WHAT YOU ARE ASKED TO DO:
In the listing that follows, count each line where the word "Neustadt" appears; write nothing but the count.

RECORDS PROVIDED:
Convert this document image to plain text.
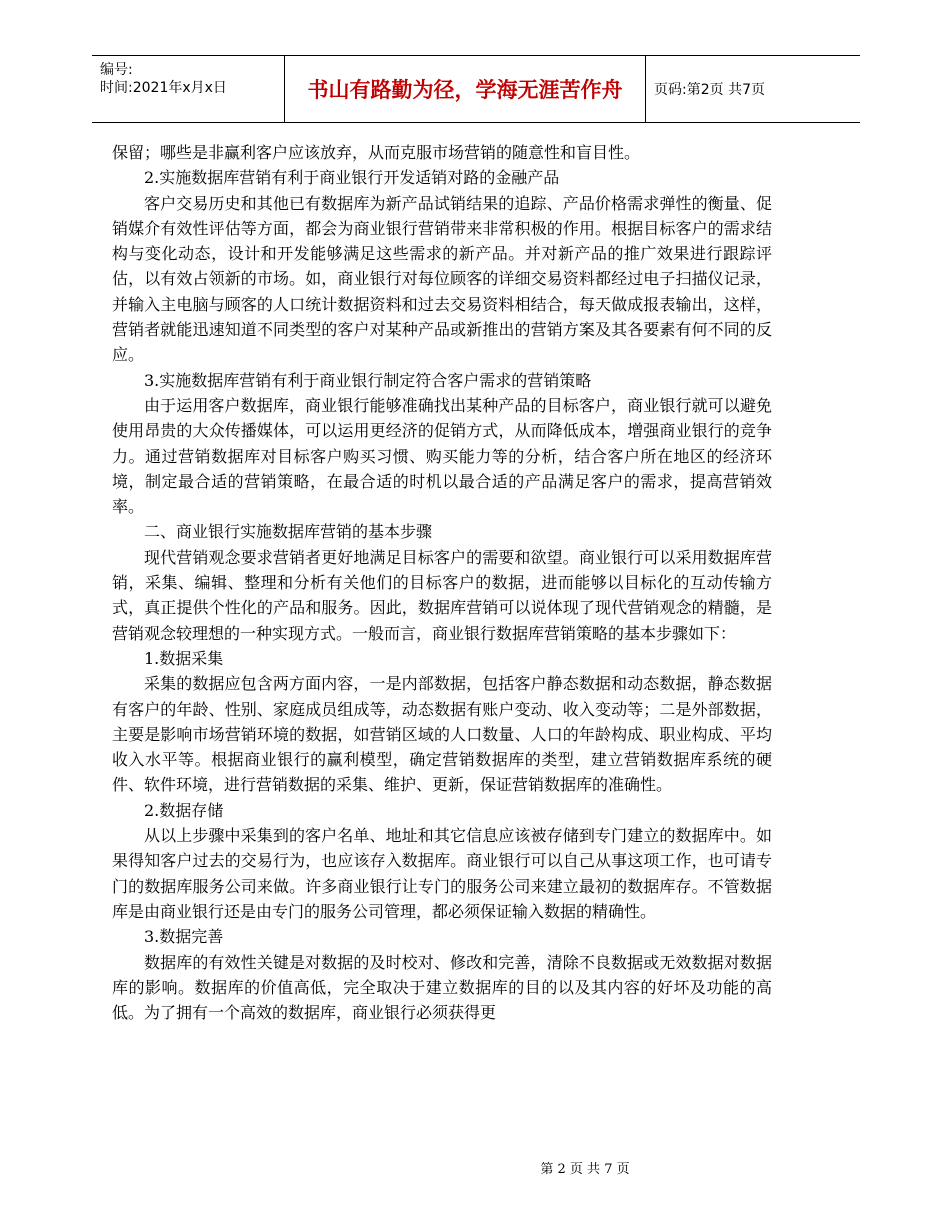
编号:
时间:2021年x月x日	书山有路勤为径，学海无涯苦作舟	页码:第2页 共7页

保留；哪些是非赢利客户应该放弃，从而克服市场营销的随意性和盲目性。

2.实施数据库营销有利于商业银行开发适销对路的金融产品

客户交易历史和其他已有数据库为新产品试销结果的追踪、产品价格需求弹性的衡量、促销媒介有效性评估等方面，都会为商业银行营销带来非常积极的作用。根据目标客户的需求结构与变化动态，设计和开发能够满足这些需求的新产品。并对新产品的推广效果进行跟踪评估，以有效占领新的市场。如，商业银行对每位顾客的详细交易资料都经过电子扫描仪记录，并输入主电脑与顾客的人口统计数据资料和过去交易资料相结合，每天做成报表输出，这样，营销者就能迅速知道不同类型的客户对某种产品或新推出的营销方案及其各要素有何不同的反应。

3.实施数据库营销有利于商业银行制定符合客户需求的营销策略

由于运用客户数据库，商业银行能够准确找出某种产品的目标客户，商业银行就可以避免使用昂贵的大众传播媒体，可以运用更经济的促销方式，从而降低成本，增强商业银行的竞争力。通过营销数据库对目标客户购买习惯、购买能力等的分析，结合客户所在地区的经济环境，制定最合适的营销策略，在最合适的时机以最合适的产品满足客户的需求，提高营销效率。

二、商业银行实施数据库营销的基本步骤

现代营销观念要求营销者更好地满足目标客户的需要和欲望。商业银行可以采用数据库营销，采集、编辑、整理和分析有关他们的目标客户的数据，进而能够以目标化的互动传输方式，真正提供个性化的产品和服务。因此，数据库营销可以说体现了现代营销观念的精髓，是营销观念较理想的一种实现方式。一般而言，商业银行数据库营销策略的基本步骤如下：

1.数据采集

采集的数据应包含两方面内容，一是内部数据，包括客户静态数据和动态数据，静态数据有客户的年龄、性别、家庭成员组成等，动态数据有账户变动、收入变动等；二是外部数据，主要是影响市场营销环境的数据，如营销区域的人口数量、人口的年龄构成、职业构成、平均收入水平等。根据商业银行的赢利模型，确定营销数据库的类型，建立营销数据库系统的硬件、软件环境，进行营销数据的采集、维护、更新，保证营销数据库的准确性。

2.数据存储

从以上步骤中采集到的客户名单、地址和其它信息应该被存储到专门建立的数据库中。如果得知客户过去的交易行为，也应该存入数据库。商业银行可以自己从事这项工作，也可请专门的数据库服务公司来做。许多商业银行让专门的服务公司来建立最初的数据库存。不管数据库是由商业银行还是由专门的服务公司管理，都必须保证输入数据的精确性。

3.数据完善

数据库的有效性关键是对数据的及时校对、修改和完善，清除不良数据或无效数据对数据库的影响。数据库的价值高低，完全取决于建立数据库的目的以及其内容的好坏及功能的高低。为了拥有一个高效的数据库，商业银行必须获得更

第 2 页 共 7 页
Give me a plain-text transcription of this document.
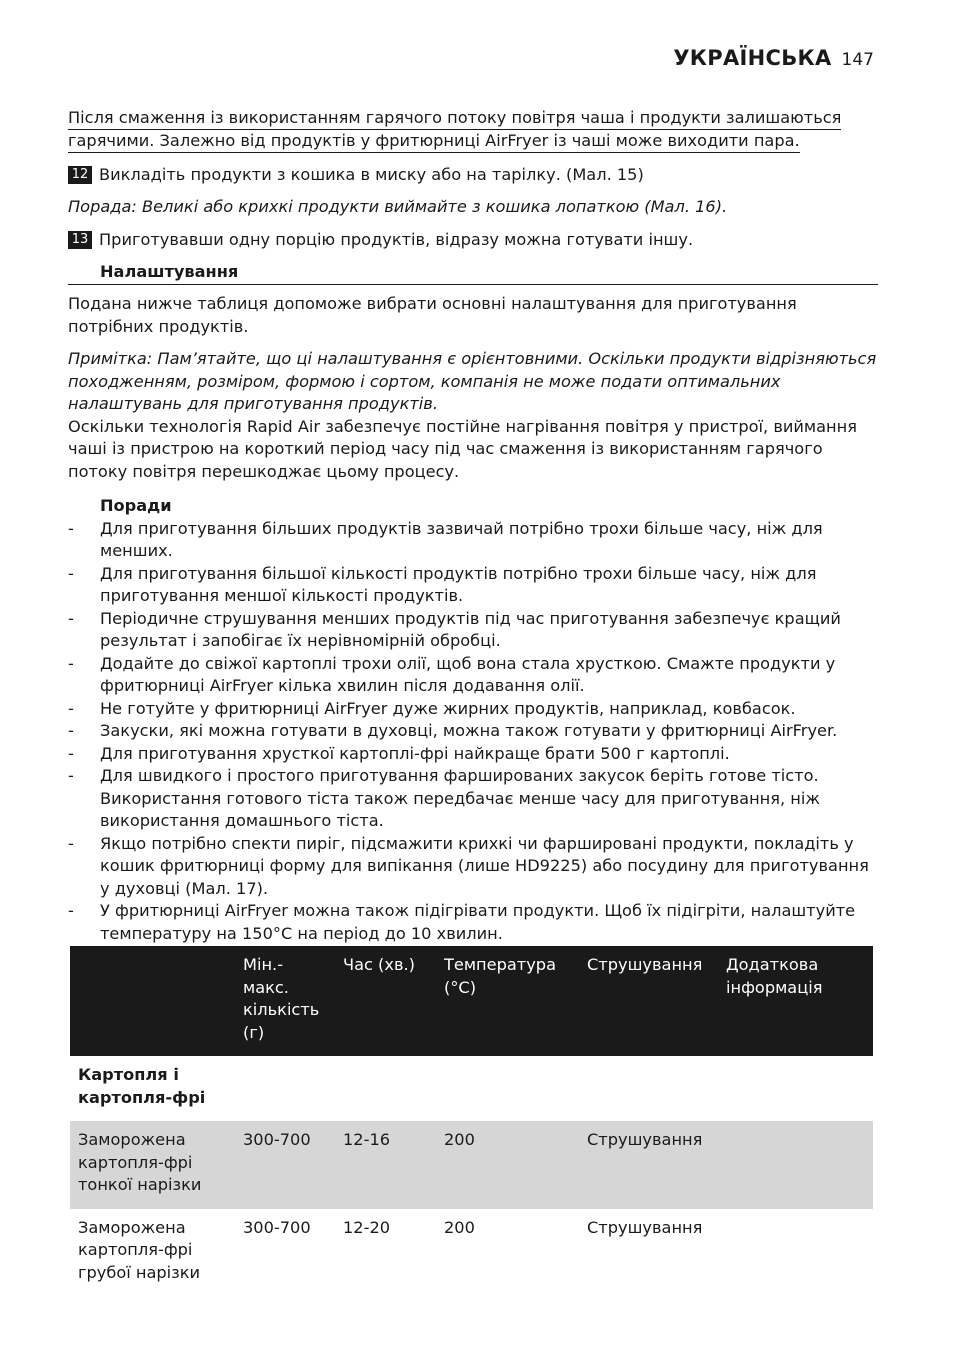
УКРАЇНСЬКА 147
Після смаження із використанням гарячого потоку повітря чаша і продукти залишаються
гарячими. Залежно від продуктів у фритюрниці AirFryer із чаші може виходити пара.
12 Викладіть продукти з кошика в миску або на тарілку. (Мал. 15)

Порада: Великі або крихкі продукти виймайте з кошика лопаткою (Мал. 16).

13 Приготувавши одну порцію продуктів, відразу можна готувати іншу.
Налаштування

Подана нижче таблиця допоможе вибрати основні налаштування для приготування потрібних продуктів.

Примітка: Пам’ятайте, що ці налаштування є орієнтовними. Оскільки продукти відрізняються походженням, розміром, формою і сортом, компанія не може подати оптимальних налаштувань для приготування продуктів.

Оскільки технологія Rapid Air забезпечує постійне нагрівання повітря у пристрої, виймання чаші із пристрою на короткий період часу під час смаження із використанням гарячого потоку повітря перешкоджає цьому процесу.

Поради
- Для приготування більших продуктів зазвичай потрібно трохи більше часу, ніж для менших.
- Для приготування більшої кількості продуктів потрібно трохи більше часу, ніж для приготування меншої кількості продуктів.
- Періодичне струшування менших продуктів під час приготування забезпечує кращий результат і запобігає їх нерівномірній обробці.
- Додайте до свіжої картоплі трохи олії, щоб вона стала хрусткою. Смажте продукти у фритюрниці AirFryer кілька хвилин після додавання олії.
- Не готуйте у фритюрниці AirFryer дуже жирних продуктів, наприклад, ковбасок.
- Закуски, які можна готувати в духовці, можна також готувати у фритюрниці AirFryer.
- Для приготування хрусткої картоплі-фрі найкраще брати 500 г картоплі.
- Для швидкого і простого приготування фаршированих закусок беріть готове тісто. Використання готового тіста також передбачає менше часу для приготування, ніж використання домашнього тіста.
- Якщо потрібно спекти пиріг, підсмажити крихкі чи фаршировані продукти, покладіть у кошик фритюрниці форму для випікання (лише HD9225) або посудину для приготування у духовці (Мал. 17).
- У фритюрниці AirFryer можна також підігрівати продукти. Щоб їх підігріти, налаштуйте температуру на 150°C на період до 10 хвилин.
	Мін.-макс. кількість (г)	Час (хв.)	Температура (°C)	Струшування	Додаткова інформація
Картопля і картопля-фрі					
Заморожена картопля-фрі тонкої нарізки	300-700	12-16	200	Струшування	
Заморожена картопля-фрі грубої нарізки	300-700	12-20	200	Струшування	
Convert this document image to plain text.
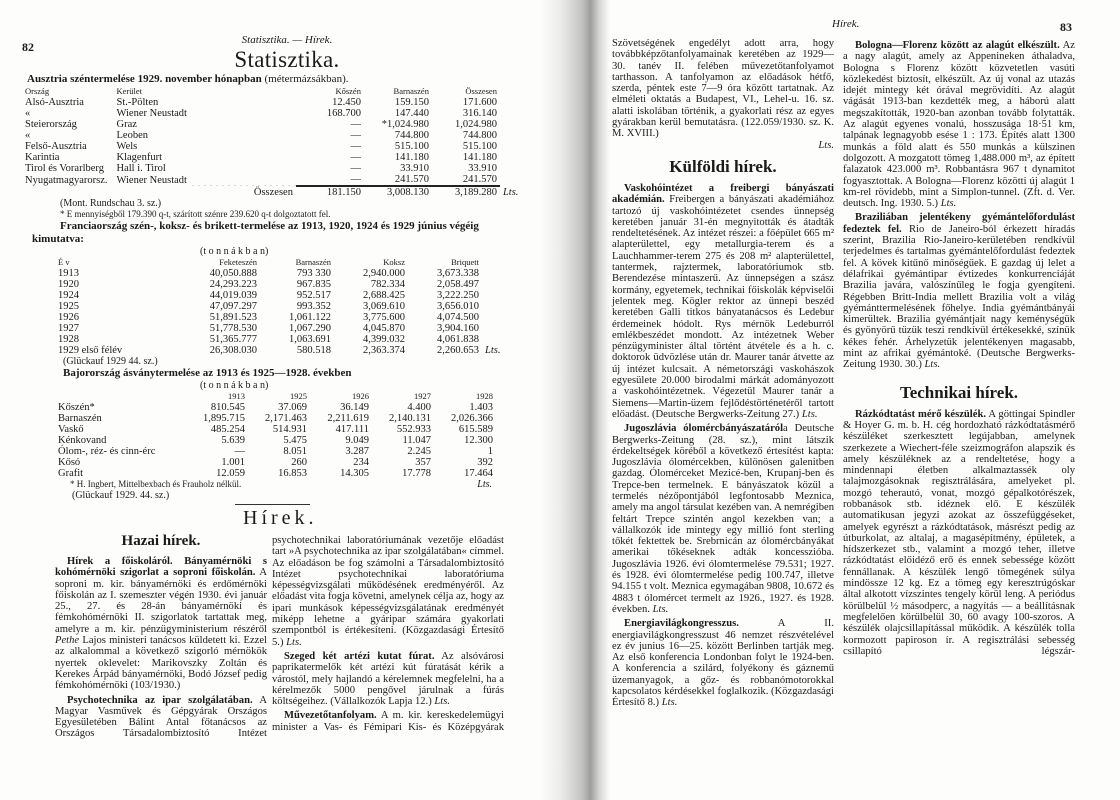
82	Statisztika. — Hírek.
Statisztika.
Ausztria széntermelése 1929. november hónapban (métermázsákban).
Ország	Kerület		Kőszén	Barnaszén	Összesen	
Alsó-Ausztria	St.-Pölten		12.450	159.150	171.600	
«	Wiener Neustadt		168.700	147.440	316.140	
Steierország	Graz		—	*1,024.980	1,024.980	
«	Leoben		—	744.800	744.800	
Felső-Ausztria	Wels		—	515.100	515.100	
Karintia	Klagenfurt		—	141.180	141.180	
Tirol és Vorarlberg	Hall i. Tirol		—	33.910	33.910	
Nyugatmagyarorsz.	Wiener Neustadt		—	241.570	241.570	
		Összesen	181.150	3,008.130	3,189.280	Lts.
(Mont. Rundschau 3. sz.)
* E mennyiségből 179.390 q-t, szárított szénre 239.620 q-t dolgoztatott fel.
Franciaország szén-, koksz- és brikett-termelése az 1913, 1920, 1924 és 1929 június végéig kimutatva:
(t o n n á k b a n)
É v	Feketeszén	Barnaszén	Koksz	Briquett	
1913	40,050.888	793 330	2,940.000	3,673.338	
1920	24,293.223	967.835	782.334	2,058.497	
1924	44,019.039	952.517	2,688.425	3,222.250	
1925	47,097.297	993.352	3,069.610	3,656.010	
1926	51,891.523	1,061.122	3,775.600	4,074.500	
1927	51,778.530	1,067.290	4,045.870	3,904.160	
1928	51,365.777	1,063.691	4,399.032	4,061.838	
1929 első félév	26,308.030	580.518	2,363.374	2,260.653	Lts.
(Glückauf 1929 44. sz.)
Bajorország ásványtermelése az 1913 és 1925—1928. években
(t o n n á k b a n)
	1913	1925	1926	1927	1928
Kőszén*	810.545	37.069	36.149	4.400	1.403
Barnaszén	1,895.715	2,171.463	2,211.619	2,140.131	2,026.366
Vaskő	485.254	514.931	417.111	552.933	615.589
Kénkovand	5.639	5.475	9.049	11.047	12.300
Ólom-, réz- és cinn-érc	—	8.051	3.287	2.245	1
Kősó	1.001	260	234	357	392
Grafit	12.059	16.853	14.305	17.778	17.464
* H. Ingbert, Mittelbexbach és Frauholz nélkül.	Lts.
(Glückauf 1929. 44. sz.)
Hírek.
Hazai hírek.

Hírek a főiskoláról. Bányamérnöki s kohómérnöki szigorlat a soproni főiskolán. A soproni m. kir. bányamérnöki és erdőmérnöki főiskolán az I. szemeszter végén 1930. évi január 25., 27. és 28-án bányamérnöki és fémkohómérnöki II. szigorlatok tartattak meg, amelyre a m. kir. pénzügyministerium részéről Pethe Lajos ministeri tanácsos küldetett ki. Ezzel az alkalommal a következő szigorló mérnökök nyertek oklevelet: Marikovszky Zoltán és Kerekes Árpád bányamérnöki, Bodó József pedig fémkohómérnöki (103/1930.)

Psychotechnika az ipar szolgálatában. A Magyar Vasművek és Gépgyárak Országos Egyesületében Bálint Antal főtanácsos az Országos Társadalombiztosító Intézet

psychotechnikai laboratóriumának vezetője előadást tart »A psychotechnika az ipar szolgálatában« címmel. Az előadáson be fog számolni a Társadalombiztosító Intézet psychotechnikai laboratóriuma képességvizsgálati működésének eredményéről. Az előadást vita fogja követni, amelynek célja az, hogy az ipari munkások képességvizsgálatának eredményét miképp lehetne a gyáripar számára gyakorlati szempontból is értékesíteni. (Közgazdasági Értesítő 5.) Lts.

Szeged két artézi kutat fúrat. Az alsóvárosi paprikatermelők két artézi kút fúratását kérik a várostól, mely hajlandó a kérelemnek megfelelni, ha a kérelmezők 5000 pengővel járulnak a fúrás költségeihez. (Vállalkozók Lapja 12.) Lts.

Művezetőtanfolyam. A m. kir. kereskedelemügyi minister a Vas- és Fémipari Kis- és Középgyárak

Hírek.	83

Szövetségének engedélyt adott arra, hogy továbbképzőtanfolyamainak keretében az 1929—30. tanév II. felében művezetőtanfolyamot tarthasson. A tanfolyamon az előadások hétfő, szerda, péntek este 7—9 óra között tartatnak. Az elméleti oktatás a Budapest, VI., Lehel-u. 16. sz. alatti iskolában történik, a gyakorlati rész az egyes gyárakban kerül bemutatásra. (122.059/1930. sz. K. M. XVIII.)

Lts.
Külföldi hírek.

Vaskohóintézet a freibergi bányászati akadémián. Freibergen a bányászati akadémiához tartozó új vaskohóintézetet csendes ünnepség keretében január 31-én megnyitották és átadták rendeltetésének. Az intézet részei: a főépület 665 m² alapterülettel, egy metallurgia-terem és a Lauchhammer-terem 275 és 208 m² alapterülettel, tantermek, rajztermek, laboratóriumok stb. Berendezése mintaszerű. Az ünnepségen a szász kormány, egyetemek, technikai főiskolák képviselői jelentek meg. Kögler rektor az ünnepi beszéd keretében Galli titkos bányatanácsos és Ledebur érdemeinek hódolt. Rys mérnök Ledeburról emlékbeszédet mondott. Az intézetnek Weber pénzügyminister által történt átvétele és a h. c. doktorok üdvözlése után dr. Maurer tanár átvette az új intézet kulcsait. A németországi vaskohászok egyesülete 20.000 birodalmi márkát adományozott a vaskohóintézetnek. Végezetül Maurer tanár a Siemens—Martin-üzem fejlődéstörténetéről tartott előadást. (Deutsche Bergwerks-Zeitung 27.) Lts.

Jugoszlávia ólomércbányászatáróla Deutsche Bergwerks-Zeitung (28. sz.), mint látszik érdekeltségek köréből a következő értesítést kapta: Jugoszlávia ólomércekben, különösen galenitben gazdag. Ólomérceket Mezicé-ben, Krupanj-ben és Trepce-ben termelnek. E bányászatok közül a termelés nézőpontjából legfontosabb Meznica, amely ma angol társulat kezében van. A nemrégiben feltárt Trepce szintén angol kezekben van; a vállalkozók ide mintegy egy millió font sterling tőkét fektettek be. Srebrnicán az ólomércbányákat amerikai tőkéseknek adták koncesszióba. Jugoszlávia 1926. évi ólomtermelése 79.531; 1927. és 1928. évi ólomtermelése pedig 100.747, illetve 94.155 t volt. Meznica egymagában 9808, 10.672 és 4883 t ólomércet termelt az 1926., 1927. és 1928. években. Lts.

Energiavilágkongresszus.	A II. energiavilágkongresszust 46 nemzet részvételével ez év junius 16—25. között Berlinben tartják meg. Az első konferencia Londonban folyt le 1924-ben. A konferencia a szilárd, folyékony és gáznemű üzemanyagok, a gőz- és robbanómotorokkal kapcsolatos kérdésekkel foglalkozik. (Közgazdasági Értesítő 8.) Lts.

Bologna—Florenz között az alagút elkészült. Az a nagy alagút, amely az Appenineken áthaladva, Bologna s Florenz között közvetetlen vasúti közlekedést biztosít, elkészült. Az új vonal az utazás idejét mintegy két órával megrövidíti. Az alagút vágását 1913-ban kezdették meg, a háború alatt megszakították, 1920-ban azonban tovább folytatták. Az alagút egyenes vonalú, hosszusága 18·51 km, talpának legnagyobb esése 1 : 173. Építés alatt 1300 munkás a föld alatt és 550 munkás a külszinen dolgozott. A mozgatott tömeg 1,488.000 m³, az épített falazatok 423.000 m³. Robbantásra 967 t dynamitot fogyasztottak. A Bologna—Florenz közötti új alagút 1 km-rel rövidebb, mint a Simplon-tunnel. (Zft. d. Ver. deutsch. Ing. 1930. 5.) Lts.

Braziliában jelentékeny gyémántelőfordulást fedeztek fel. Rio de Janeiro-ból érkezett híradás szerint, Brazilia Rio-Janeiro-kerületében rendkívül terjedelmes és tartalmas gyémántelőfordulást fedeztek fel. A kövek kitűnő minőségűek. E gazdag új lelet a délafrikai gyémántipar évtizedes konkurrenciáját Brazilia javára, valószínűleg le fogja gyengíteni. Régebben Britt-India mellett Brazilia volt a világ gyémánttermelésének főhelye. India gyémántbányái kimerültek. Brazilia gyémántjait nagy keménységük és gyönyörű tüzük teszi rendkívül értékesekké, színük kékes fehér. Árhelyzetük jelentékenyen magasabb, mint az afrikai gyémántoké. (Deutsche Bergwerks-Zeitung 1930. 30.) Lts.

Technikai hírek.

Rázkódtatást mérő készülék. A göttingai Spindler & Hoyer G. m. b. H. cég hordozható rázkódtatásmérő készüléket szerkesztett legújabban, amelynek szerkezete a Wiechert-féle szeizmográfon alapszik és amely készüléknek az a rendeltetése, hogy a mindennapi életben alkalmaztassék oly talajmozgásoknak regisztrálására, amelyeket pl. mozgó teherautó, vonat, mozgó gépalkotórészek, robbanások stb. idéznek elő. E készülék automatikusan jegyzi azokat az összefüggéseket, amelyek egyrészt a rázkódtatások, másrészt pedig az útburkolat, az altalaj, a magasépítmény, épületek, a hídszerkezet stb., valamint a mozgó teher, illetve rázkódtatást előidéző erő és ennek sebessége között fennállanak. A készülék lengő tömegének súlya mindössze 12 kg. Ez a tömeg egy keresztrúgóskar által alkotott vízszintes tengely körül leng. A periódus körülbelül ½ másodperc, a nagyítás — a beállításnak megfelelően körülbelül 30, 60 avagy 100-szoros. A készülék olajcsillapítással működik. A készülék tolla kormozott papiroson ír. A regisztrálási sebesség csillapító légszár-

THE SOLUTION:
2